> [Aim] Copy everything in the listing below word for word, apart from any images.

> [Records for the task]
........

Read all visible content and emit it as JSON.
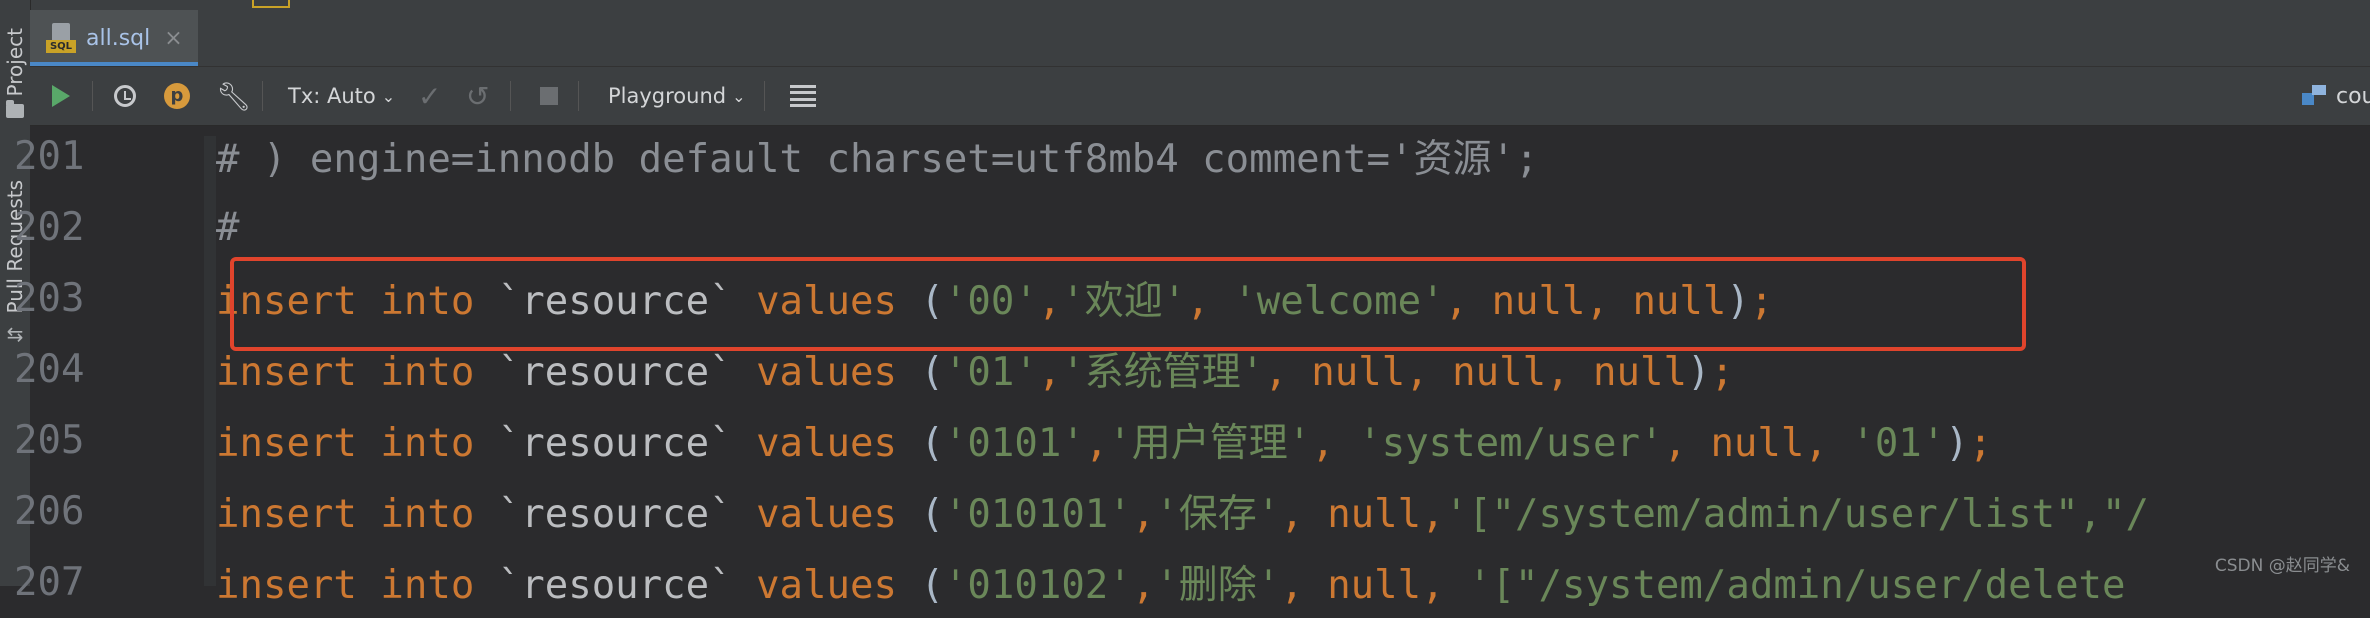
{
  "sidebar": {
    "project_label": "Project",
    "pull_requests_label": "Pull Requests"
  },
  "tab": {
    "icon_label": "SQL",
    "name": "all.sql",
    "close": "×"
  },
  "toolbar": {
    "tx_label": "Tx: Auto",
    "playground_label": "Playground",
    "right_label": "cou"
  },
  "editor": {
    "lines": [
      {
        "num": "201",
        "parts": [
          {
            "t": "# ) engine=innodb default charset=utf8mb4 comment='资源';",
            "c": "c-comment"
          }
        ]
      },
      {
        "num": "202",
        "parts": [
          {
            "t": "#",
            "c": "c-comment"
          }
        ]
      },
      {
        "num": "203",
        "parts": [
          {
            "t": "insert ",
            "c": "c-kw"
          },
          {
            "t": "into ",
            "c": "c-kw"
          },
          {
            "t": "`resource`",
            "c": "c-id"
          },
          {
            "t": " values ",
            "c": "c-kw"
          },
          {
            "t": "(",
            "c": "c-par"
          },
          {
            "t": "'00'",
            "c": "c-str"
          },
          {
            "t": ",",
            "c": "c-pun"
          },
          {
            "t": "'欢迎'",
            "c": "c-str"
          },
          {
            "t": ", ",
            "c": "c-pun"
          },
          {
            "t": "'welcome'",
            "c": "c-str"
          },
          {
            "t": ", ",
            "c": "c-pun"
          },
          {
            "t": "null",
            "c": "c-kw"
          },
          {
            "t": ", ",
            "c": "c-pun"
          },
          {
            "t": "null",
            "c": "c-kw"
          },
          {
            "t": ")",
            "c": "c-par"
          },
          {
            "t": ";",
            "c": "c-pun"
          }
        ]
      },
      {
        "num": "204",
        "parts": [
          {
            "t": "insert ",
            "c": "c-kw"
          },
          {
            "t": "into ",
            "c": "c-kw"
          },
          {
            "t": "`resource`",
            "c": "c-id"
          },
          {
            "t": " values ",
            "c": "c-kw"
          },
          {
            "t": "(",
            "c": "c-par"
          },
          {
            "t": "'01'",
            "c": "c-str"
          },
          {
            "t": ",",
            "c": "c-pun"
          },
          {
            "t": "'系统管理'",
            "c": "c-str"
          },
          {
            "t": ", ",
            "c": "c-pun"
          },
          {
            "t": "null",
            "c": "c-kw"
          },
          {
            "t": ", ",
            "c": "c-pun"
          },
          {
            "t": "null",
            "c": "c-kw"
          },
          {
            "t": ", ",
            "c": "c-pun"
          },
          {
            "t": "null",
            "c": "c-kw"
          },
          {
            "t": ")",
            "c": "c-par"
          },
          {
            "t": ";",
            "c": "c-pun"
          }
        ]
      },
      {
        "num": "205",
        "parts": [
          {
            "t": "insert ",
            "c": "c-kw"
          },
          {
            "t": "into ",
            "c": "c-kw"
          },
          {
            "t": "`resource`",
            "c": "c-id"
          },
          {
            "t": " values ",
            "c": "c-kw"
          },
          {
            "t": "(",
            "c": "c-par"
          },
          {
            "t": "'0101'",
            "c": "c-str"
          },
          {
            "t": ",",
            "c": "c-pun"
          },
          {
            "t": "'用户管理'",
            "c": "c-str"
          },
          {
            "t": ", ",
            "c": "c-pun"
          },
          {
            "t": "'system/user'",
            "c": "c-str"
          },
          {
            "t": ", ",
            "c": "c-pun"
          },
          {
            "t": "null",
            "c": "c-kw"
          },
          {
            "t": ", ",
            "c": "c-pun"
          },
          {
            "t": "'01'",
            "c": "c-str"
          },
          {
            "t": ")",
            "c": "c-par"
          },
          {
            "t": ";",
            "c": "c-pun"
          }
        ]
      },
      {
        "num": "206",
        "parts": [
          {
            "t": "insert ",
            "c": "c-kw"
          },
          {
            "t": "into ",
            "c": "c-kw"
          },
          {
            "t": "`resource`",
            "c": "c-id"
          },
          {
            "t": " values ",
            "c": "c-kw"
          },
          {
            "t": "(",
            "c": "c-par"
          },
          {
            "t": "'010101'",
            "c": "c-str"
          },
          {
            "t": ",",
            "c": "c-pun"
          },
          {
            "t": "'保存'",
            "c": "c-str"
          },
          {
            "t": ", ",
            "c": "c-pun"
          },
          {
            "t": "null",
            "c": "c-kw"
          },
          {
            "t": ",",
            "c": "c-pun"
          },
          {
            "t": "'[\"/system/admin/user/list\",\"/",
            "c": "c-str"
          }
        ]
      },
      {
        "num": "207",
        "parts": [
          {
            "t": "insert ",
            "c": "c-kw"
          },
          {
            "t": "into ",
            "c": "c-kw"
          },
          {
            "t": "`resource`",
            "c": "c-id"
          },
          {
            "t": " values ",
            "c": "c-kw"
          },
          {
            "t": "(",
            "c": "c-par"
          },
          {
            "t": "'010102'",
            "c": "c-str"
          },
          {
            "t": ",",
            "c": "c-pun"
          },
          {
            "t": "'删除'",
            "c": "c-str"
          },
          {
            "t": ", ",
            "c": "c-pun"
          },
          {
            "t": "null",
            "c": "c-kw"
          },
          {
            "t": ", ",
            "c": "c-pun"
          },
          {
            "t": "'[\"/system/admin/user/delete",
            "c": "c-str"
          }
        ]
      }
    ]
  },
  "watermark": "CSDN @赵同学&",
  "colors": {
    "highlight_border": "#e0442c",
    "keyword": "#cc7832",
    "string": "#6a8759",
    "comment": "#8a8e94"
  }
}
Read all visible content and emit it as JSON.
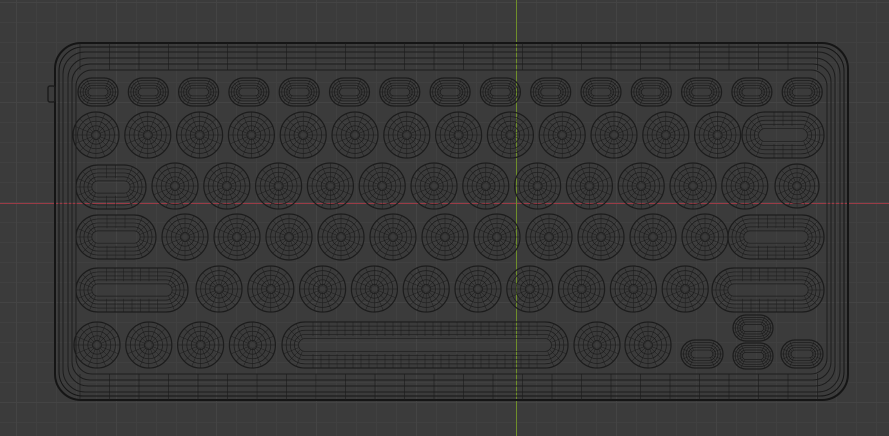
{
  "viewport": {
    "view": "wireframe-top",
    "object": "keyboard-mesh"
  },
  "colors": {
    "background": "#3b3b3b",
    "grid_minor": "#404040",
    "grid_major": "#444444",
    "axis_x": "#9a3b46",
    "axis_y": "#6f8f2a",
    "wire": "#1c1c1c",
    "wire_light": "#2a2a2a"
  },
  "keyboard": {
    "rows": [
      {
        "name": "function-row",
        "keys": 15,
        "shape": "small-oval"
      },
      {
        "name": "number-row",
        "keys": 14,
        "shape": "round",
        "end": "backspace"
      },
      {
        "name": "qwerty-row",
        "keys": 14,
        "shape": "round",
        "start": "tab",
        "end": "small-round"
      },
      {
        "name": "home-row",
        "keys": 12,
        "shape": "round",
        "start": "caps",
        "end": "enter"
      },
      {
        "name": "shift-row",
        "keys": 11,
        "shape": "round",
        "start": "left-shift",
        "end": "right-shift"
      },
      {
        "name": "bottom-row",
        "keys": 9,
        "shape": "round",
        "middle": "spacebar",
        "end": "arrow-cluster"
      }
    ]
  }
}
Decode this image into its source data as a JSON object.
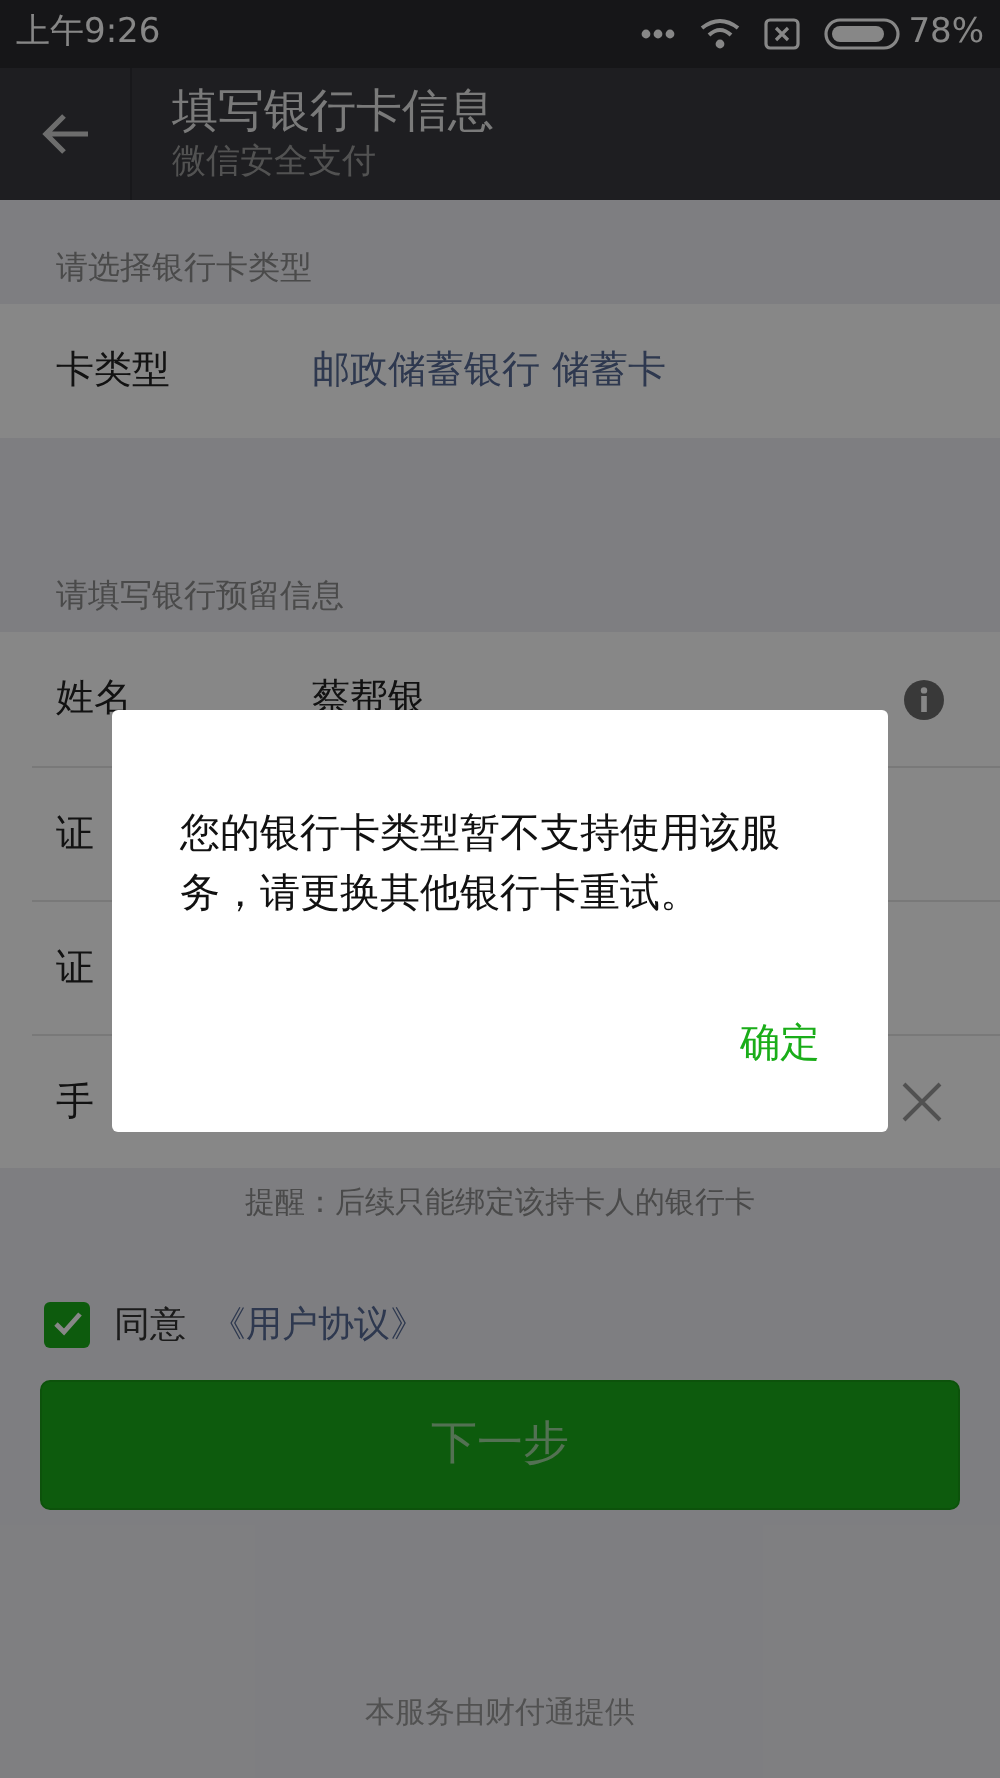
{
  "status_bar": {
    "time": "上午9:26",
    "battery": "78%"
  },
  "header": {
    "title": "填写银行卡信息",
    "subtitle": "微信安全支付"
  },
  "sections": [
    {
      "label": "请选择银行卡类型",
      "rows": [
        {
          "label": "卡类型",
          "value": "邮政储蓄银行 储蓄卡",
          "kind": "link"
        }
      ]
    },
    {
      "label": "请填写银行预留信息",
      "rows": [
        {
          "label": "姓名",
          "value": "蔡帮银",
          "kind": "info"
        },
        {
          "label": "证",
          "kind": "plain"
        },
        {
          "label": "证",
          "kind": "plain"
        },
        {
          "label": "手",
          "kind": "clear"
        }
      ]
    }
  ],
  "reminder": "提醒：后续只能绑定该持卡人的银行卡",
  "agreement": {
    "checked": true,
    "label": "同意",
    "link": "《用户协议》"
  },
  "next_button": {
    "label": "下一步"
  },
  "footer": "本服务由财付通提供",
  "dialog": {
    "message": "您的银行卡类型暂不支持使用该服务，请更换其他银行卡重试。",
    "confirm": "确定"
  }
}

........

> [Answer]
Read all visible content and emit it as JSON.
{
  "sidebar": {
    "project_label": "Project",
    "pull_requests_label": "Pull Requests"
  },
  "tab": {
    "icon_label": "SQL",
    "name": "all.sql",
    "close": "×"
  },
  "toolbar": {
    "tx_label": "Tx: Auto",
    "playground_label": "Playground",
    "right_label": "cou"
  },
  "editor": {
    "lines": [
      {
        "num": "201",
        "parts": [
          {
            "t": "# ) engine=innodb default charset=utf8mb4 comment='资源';",
            "c": "c-comment"
          }
        ]
      },
      {
        "num": "202",
        "parts": [
          {
            "t": "#",
            "c": "c-comment"
          }
        ]
      },
      {
        "num": "203",
        "parts": [
          {
            "t": "insert ",
            "c": "c-kw"
          },
          {
            "t": "into ",
            "c": "c-kw"
          },
          {
            "t": "`resource`",
            "c": "c-id"
          },
          {
            "t": " values ",
            "c": "c-kw"
          },
          {
            "t": "(",
            "c": "c-par"
          },
          {
            "t": "'00'",
            "c": "c-str"
          },
          {
            "t": ",",
            "c": "c-pun"
          },
          {
            "t": "'欢迎'",
            "c": "c-str"
          },
          {
            "t": ", ",
            "c": "c-pun"
          },
          {
            "t": "'welcome'",
            "c": "c-str"
          },
          {
            "t": ", ",
            "c": "c-pun"
          },
          {
            "t": "null",
            "c": "c-kw"
          },
          {
            "t": ", ",
            "c": "c-pun"
          },
          {
            "t": "null",
            "c": "c-kw"
          },
          {
            "t": ")",
            "c": "c-par"
          },
          {
            "t": ";",
            "c": "c-pun"
          }
        ]
      },
      {
        "num": "204",
        "parts": [
          {
            "t": "insert ",
            "c": "c-kw"
          },
          {
            "t": "into ",
            "c": "c-kw"
          },
          {
            "t": "`resource`",
            "c": "c-id"
          },
          {
            "t": " values ",
            "c": "c-kw"
          },
          {
            "t": "(",
            "c": "c-par"
          },
          {
            "t": "'01'",
            "c": "c-str"
          },
          {
            "t": ",",
            "c": "c-pun"
          },
          {
            "t": "'系统管理'",
            "c": "c-str"
          },
          {
            "t": ", ",
            "c": "c-pun"
          },
          {
            "t": "null",
            "c": "c-kw"
          },
          {
            "t": ", ",
            "c": "c-pun"
          },
          {
            "t": "null",
            "c": "c-kw"
          },
          {
            "t": ", ",
            "c": "c-pun"
          },
          {
            "t": "null",
            "c": "c-kw"
          },
          {
            "t": ")",
            "c": "c-par"
          },
          {
            "t": ";",
            "c": "c-pun"
          }
        ]
      },
      {
        "num": "205",
        "parts": [
          {
            "t": "insert ",
            "c": "c-kw"
          },
          {
            "t": "into ",
            "c": "c-kw"
          },
          {
            "t": "`resource`",
            "c": "c-id"
          },
          {
            "t": " values ",
            "c": "c-kw"
          },
          {
            "t": "(",
            "c": "c-par"
          },
          {
            "t": "'0101'",
            "c": "c-str"
          },
          {
            "t": ",",
            "c": "c-pun"
          },
          {
            "t": "'用户管理'",
            "c": "c-str"
          },
          {
            "t": ", ",
            "c": "c-pun"
          },
          {
            "t": "'system/user'",
            "c": "c-str"
          },
          {
            "t": ", ",
            "c": "c-pun"
          },
          {
            "t": "null",
            "c": "c-kw"
          },
          {
            "t": ", ",
            "c": "c-pun"
          },
          {
            "t": "'01'",
            "c": "c-str"
          },
          {
            "t": ")",
            "c": "c-par"
          },
          {
            "t": ";",
            "c": "c-pun"
          }
        ]
      },
      {
        "num": "206",
        "parts": [
          {
            "t": "insert ",
            "c": "c-kw"
          },
          {
            "t": "into ",
            "c": "c-kw"
          },
          {
            "t": "`resource`",
            "c": "c-id"
          },
          {
            "t": " values ",
            "c": "c-kw"
          },
          {
            "t": "(",
            "c": "c-par"
          },
          {
            "t": "'010101'",
            "c": "c-str"
          },
          {
            "t": ",",
            "c": "c-pun"
          },
          {
            "t": "'保存'",
            "c": "c-str"
          },
          {
            "t": ", ",
            "c": "c-pun"
          },
          {
            "t": "null",
            "c": "c-kw"
          },
          {
            "t": ",",
            "c": "c-pun"
          },
          {
            "t": "'[\"/system/admin/user/list\",\"/",
            "c": "c-str"
          }
        ]
      },
      {
        "num": "207",
        "parts": [
          {
            "t": "insert ",
            "c": "c-kw"
          },
          {
            "t": "into ",
            "c": "c-kw"
          },
          {
            "t": "`resource`",
            "c": "c-id"
          },
          {
            "t": " values ",
            "c": "c-kw"
          },
          {
            "t": "(",
            "c": "c-par"
          },
          {
            "t": "'010102'",
            "c": "c-str"
          },
          {
            "t": ",",
            "c": "c-pun"
          },
          {
            "t": "'删除'",
            "c": "c-str"
          },
          {
            "t": ", ",
            "c": "c-pun"
          },
          {
            "t": "null",
            "c": "c-kw"
          },
          {
            "t": ", ",
            "c": "c-pun"
          },
          {
            "t": "'[\"/system/admin/user/delete",
            "c": "c-str"
          }
        ]
      }
    ]
  },
  "watermark": "CSDN @赵同学&",
  "colors": {
    "highlight_border": "#e0442c",
    "keyword": "#cc7832",
    "string": "#6a8759",
    "comment": "#8a8e94"
  }
}
Read all visible content and emit it as JSON.
{
  "viewport": {
    "view": "wireframe-top",
    "object": "keyboard-mesh"
  },
  "colors": {
    "background": "#3b3b3b",
    "grid_minor": "#404040",
    "grid_major": "#444444",
    "axis_x": "#9a3b46",
    "axis_y": "#6f8f2a",
    "wire": "#1c1c1c",
    "wire_light": "#2a2a2a"
  },
  "keyboard": {
    "rows": [
      {
        "name": "function-row",
        "keys": 15,
        "shape": "small-oval"
      },
      {
        "name": "number-row",
        "keys": 14,
        "shape": "round",
        "end": "backspace"
      },
      {
        "name": "qwerty-row",
        "keys": 14,
        "shape": "round",
        "start": "tab",
        "end": "small-round"
      },
      {
        "name": "home-row",
        "keys": 12,
        "shape": "round",
        "start": "caps",
        "end": "enter"
      },
      {
        "name": "shift-row",
        "keys": 11,
        "shape": "round",
        "start": "left-shift",
        "end": "right-shift"
      },
      {
        "name": "bottom-row",
        "keys": 9,
        "shape": "round",
        "middle": "spacebar",
        "end": "arrow-cluster"
      }
    ]
  }
}
Decode this image into its source data as a JSON object.
{
  "status_bar": {
    "time": "上午9:26",
    "battery": "78%"
  },
  "header": {
    "title": "填写银行卡信息",
    "subtitle": "微信安全支付"
  },
  "sections": [
    {
      "label": "请选择银行卡类型",
      "rows": [
        {
          "label": "卡类型",
          "value": "邮政储蓄银行 储蓄卡",
          "kind": "link"
        }
      ]
    },
    {
      "label": "请填写银行预留信息",
      "rows": [
        {
          "label": "姓名",
          "value": "蔡帮银",
          "kind": "info"
        },
        {
          "label": "证",
          "kind": "plain"
        },
        {
          "label": "证",
          "kind": "plain"
        },
        {
          "label": "手",
          "kind": "clear"
        }
      ]
    }
  ],
  "reminder": "提醒：后续只能绑定该持卡人的银行卡",
  "agreement": {
    "checked": true,
    "label": "同意",
    "link": "《用户协议》"
  },
  "next_button": {
    "label": "下一步"
  },
  "footer": "本服务由财付通提供",
  "dialog": {
    "message": "您的银行卡类型暂不支持使用该服务，请更换其他银行卡重试。",
    "confirm": "确定"
  }
}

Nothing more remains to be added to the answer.